-- THE RECORDS --
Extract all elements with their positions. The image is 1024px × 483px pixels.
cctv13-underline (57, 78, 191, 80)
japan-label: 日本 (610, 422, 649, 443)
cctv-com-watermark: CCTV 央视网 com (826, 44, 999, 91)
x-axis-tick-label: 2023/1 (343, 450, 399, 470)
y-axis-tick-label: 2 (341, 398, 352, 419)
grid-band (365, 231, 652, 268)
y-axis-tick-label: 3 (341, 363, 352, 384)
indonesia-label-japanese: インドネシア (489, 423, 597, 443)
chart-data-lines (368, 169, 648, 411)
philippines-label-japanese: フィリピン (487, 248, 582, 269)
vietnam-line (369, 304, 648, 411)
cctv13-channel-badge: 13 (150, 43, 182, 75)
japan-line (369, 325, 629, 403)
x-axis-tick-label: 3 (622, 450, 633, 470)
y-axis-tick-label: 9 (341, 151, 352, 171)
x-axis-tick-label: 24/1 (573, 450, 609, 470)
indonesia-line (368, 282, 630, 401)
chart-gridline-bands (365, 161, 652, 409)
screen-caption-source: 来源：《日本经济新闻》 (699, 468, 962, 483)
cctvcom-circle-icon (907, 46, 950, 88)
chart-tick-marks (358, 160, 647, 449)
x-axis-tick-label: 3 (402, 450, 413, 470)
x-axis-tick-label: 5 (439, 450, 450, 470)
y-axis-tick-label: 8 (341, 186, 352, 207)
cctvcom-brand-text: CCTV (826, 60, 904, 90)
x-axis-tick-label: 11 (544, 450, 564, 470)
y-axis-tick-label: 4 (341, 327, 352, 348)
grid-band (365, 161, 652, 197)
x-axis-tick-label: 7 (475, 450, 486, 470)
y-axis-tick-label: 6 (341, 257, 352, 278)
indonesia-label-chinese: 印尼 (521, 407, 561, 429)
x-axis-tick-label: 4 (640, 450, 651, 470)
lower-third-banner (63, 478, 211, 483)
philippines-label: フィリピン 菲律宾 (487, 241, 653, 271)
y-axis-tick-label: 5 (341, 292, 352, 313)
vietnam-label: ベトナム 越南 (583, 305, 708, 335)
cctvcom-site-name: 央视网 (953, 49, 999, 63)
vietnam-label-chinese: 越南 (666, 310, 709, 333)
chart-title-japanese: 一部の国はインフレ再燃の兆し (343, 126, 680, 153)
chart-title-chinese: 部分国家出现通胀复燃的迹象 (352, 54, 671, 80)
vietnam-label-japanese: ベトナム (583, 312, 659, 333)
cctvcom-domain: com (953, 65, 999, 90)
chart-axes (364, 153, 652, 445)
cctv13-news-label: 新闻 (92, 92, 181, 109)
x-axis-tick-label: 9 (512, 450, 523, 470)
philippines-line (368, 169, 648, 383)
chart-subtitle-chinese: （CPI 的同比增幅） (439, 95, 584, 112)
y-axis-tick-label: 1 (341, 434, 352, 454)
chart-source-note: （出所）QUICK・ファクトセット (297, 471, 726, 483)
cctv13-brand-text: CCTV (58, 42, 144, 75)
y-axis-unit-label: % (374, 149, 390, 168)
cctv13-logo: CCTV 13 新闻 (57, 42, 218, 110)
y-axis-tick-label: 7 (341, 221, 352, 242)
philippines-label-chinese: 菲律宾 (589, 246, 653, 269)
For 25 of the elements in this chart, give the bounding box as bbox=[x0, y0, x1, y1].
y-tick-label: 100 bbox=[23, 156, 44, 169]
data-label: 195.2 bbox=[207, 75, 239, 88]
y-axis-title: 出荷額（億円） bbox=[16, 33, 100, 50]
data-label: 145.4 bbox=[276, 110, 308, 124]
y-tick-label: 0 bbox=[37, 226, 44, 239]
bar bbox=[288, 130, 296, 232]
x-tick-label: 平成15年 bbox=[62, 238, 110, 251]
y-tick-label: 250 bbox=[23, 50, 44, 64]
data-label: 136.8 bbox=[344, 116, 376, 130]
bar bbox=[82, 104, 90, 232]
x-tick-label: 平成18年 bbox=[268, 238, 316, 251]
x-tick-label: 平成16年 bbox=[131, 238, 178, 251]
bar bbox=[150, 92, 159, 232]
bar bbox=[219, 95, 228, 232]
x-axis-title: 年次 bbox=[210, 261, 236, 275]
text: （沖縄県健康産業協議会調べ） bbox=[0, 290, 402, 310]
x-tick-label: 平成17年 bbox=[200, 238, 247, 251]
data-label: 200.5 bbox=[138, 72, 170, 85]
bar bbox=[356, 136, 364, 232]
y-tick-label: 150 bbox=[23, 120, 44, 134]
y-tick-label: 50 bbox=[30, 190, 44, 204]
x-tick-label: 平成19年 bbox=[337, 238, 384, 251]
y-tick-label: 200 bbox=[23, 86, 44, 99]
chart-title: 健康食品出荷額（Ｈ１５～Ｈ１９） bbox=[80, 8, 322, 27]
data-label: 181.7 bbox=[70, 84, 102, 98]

-- PROBLEM DESCRIPTION --
Rewrite all the records, replacing every instance of "data-label" with "value-label" and leaving everything else unchanged.

-- PROBLEM SOLUTION --
Extract all elements with their positions. The image is 1024px × 483px pixels.
cctv13-underline (57, 78, 191, 80)
japan-label: 日本 (610, 422, 649, 443)
cctv-com-watermark: CCTV 央视网 com (826, 44, 999, 91)
x-axis-tick-label: 2023/1 (343, 450, 399, 470)
y-axis-tick-label: 2 (341, 398, 352, 419)
grid-band (365, 231, 652, 268)
y-axis-tick-label: 3 (341, 363, 352, 384)
indonesia-label-japanese: インドネシア (489, 423, 597, 443)
chart-data-lines (368, 169, 648, 411)
philippines-label-japanese: フィリピン (487, 248, 582, 269)
vietnam-line (369, 304, 648, 411)
cctv13-channel-badge: 13 (150, 43, 182, 75)
japan-line (369, 325, 629, 403)
x-axis-tick-label: 3 (622, 450, 633, 470)
y-axis-tick-label: 9 (341, 151, 352, 171)
x-axis-tick-label: 24/1 (573, 450, 609, 470)
indonesia-line (368, 282, 630, 401)
chart-gridline-bands (365, 161, 652, 409)
screen-caption-source: 来源：《日本经济新闻》 (699, 468, 962, 483)
cctvcom-circle-icon (907, 46, 950, 88)
chart-tick-marks (358, 160, 647, 449)
x-axis-tick-label: 3 (402, 450, 413, 470)
x-axis-tick-label: 5 (439, 450, 450, 470)
y-axis-tick-label: 8 (341, 186, 352, 207)
cctvcom-brand-text: CCTV (826, 60, 904, 90)
x-axis-tick-label: 11 (544, 450, 564, 470)
y-axis-tick-label: 4 (341, 327, 352, 348)
grid-band (365, 161, 652, 197)
x-axis-tick-label: 7 (475, 450, 486, 470)
y-axis-tick-label: 6 (341, 257, 352, 278)
indonesia-label-chinese: 印尼 (521, 407, 561, 429)
x-axis-tick-label: 4 (640, 450, 651, 470)
lower-third-banner (63, 478, 211, 483)
philippines-label: フィリピン 菲律宾 (487, 241, 653, 271)
y-axis-tick-label: 5 (341, 292, 352, 313)
vietnam-label: ベトナム 越南 (583, 305, 708, 335)
cctvcom-site-name: 央视网 (953, 49, 999, 63)
vietnam-label-chinese: 越南 (666, 310, 709, 333)
chart-title-japanese: 一部の国はインフレ再燃の兆し (343, 126, 680, 153)
chart-title-chinese: 部分国家出现通胀复燃的迹象 (352, 54, 671, 80)
vietnam-label-japanese: ベトナム (583, 312, 659, 333)
cctvcom-domain: com (953, 65, 999, 90)
chart-axes (364, 153, 652, 445)
cctv13-news-label: 新闻 (92, 92, 181, 109)
x-axis-tick-label: 9 (512, 450, 523, 470)
philippines-line (368, 169, 648, 383)
chart-subtitle-chinese: （CPI 的同比增幅） (439, 95, 584, 112)
y-axis-tick-label: 1 (341, 434, 352, 454)
chart-source-note: （出所）QUICK・ファクトセット (297, 471, 726, 483)
cctv13-brand-text: CCTV (58, 42, 144, 75)
y-axis-unit-label: % (374, 149, 390, 168)
cctv13-logo: CCTV 13 新闻 (57, 42, 218, 110)
y-axis-tick-label: 7 (341, 221, 352, 242)
philippines-label-chinese: 菲律宾 (589, 246, 653, 269)
For 25 of the elements in this chart, give the bounding box as bbox=[x0, y0, x1, y1].
y-tick-label: 100 bbox=[23, 156, 44, 169]
value-label: 195.2 bbox=[207, 75, 239, 88]
y-axis-title: 出荷額（億円） bbox=[16, 33, 100, 50]
value-label: 145.4 bbox=[276, 110, 308, 124]
y-tick-label: 0 bbox=[37, 226, 44, 239]
bar bbox=[288, 130, 296, 232]
x-tick-label: 平成15年 bbox=[62, 238, 110, 251]
y-tick-label: 250 bbox=[23, 50, 44, 64]
value-label: 136.8 bbox=[344, 116, 376, 130]
bar bbox=[82, 104, 90, 232]
x-tick-label: 平成18年 bbox=[268, 238, 316, 251]
x-tick-label: 平成16年 bbox=[131, 238, 178, 251]
bar bbox=[150, 92, 159, 232]
bar bbox=[219, 95, 228, 232]
x-axis-title: 年次 bbox=[210, 261, 236, 275]
text: （沖縄県健康産業協議会調べ） bbox=[0, 290, 402, 310]
x-tick-label: 平成17年 bbox=[200, 238, 247, 251]
value-label: 200.5 bbox=[138, 72, 170, 85]
bar bbox=[356, 136, 364, 232]
y-tick-label: 150 bbox=[23, 120, 44, 134]
y-tick-label: 50 bbox=[30, 190, 44, 204]
x-tick-label: 平成19年 bbox=[337, 238, 384, 251]
y-tick-label: 200 bbox=[23, 86, 44, 99]
chart-title: 健康食品出荷額（Ｈ１５～Ｈ１９） bbox=[80, 8, 322, 27]
value-label: 181.7 bbox=[70, 84, 102, 98]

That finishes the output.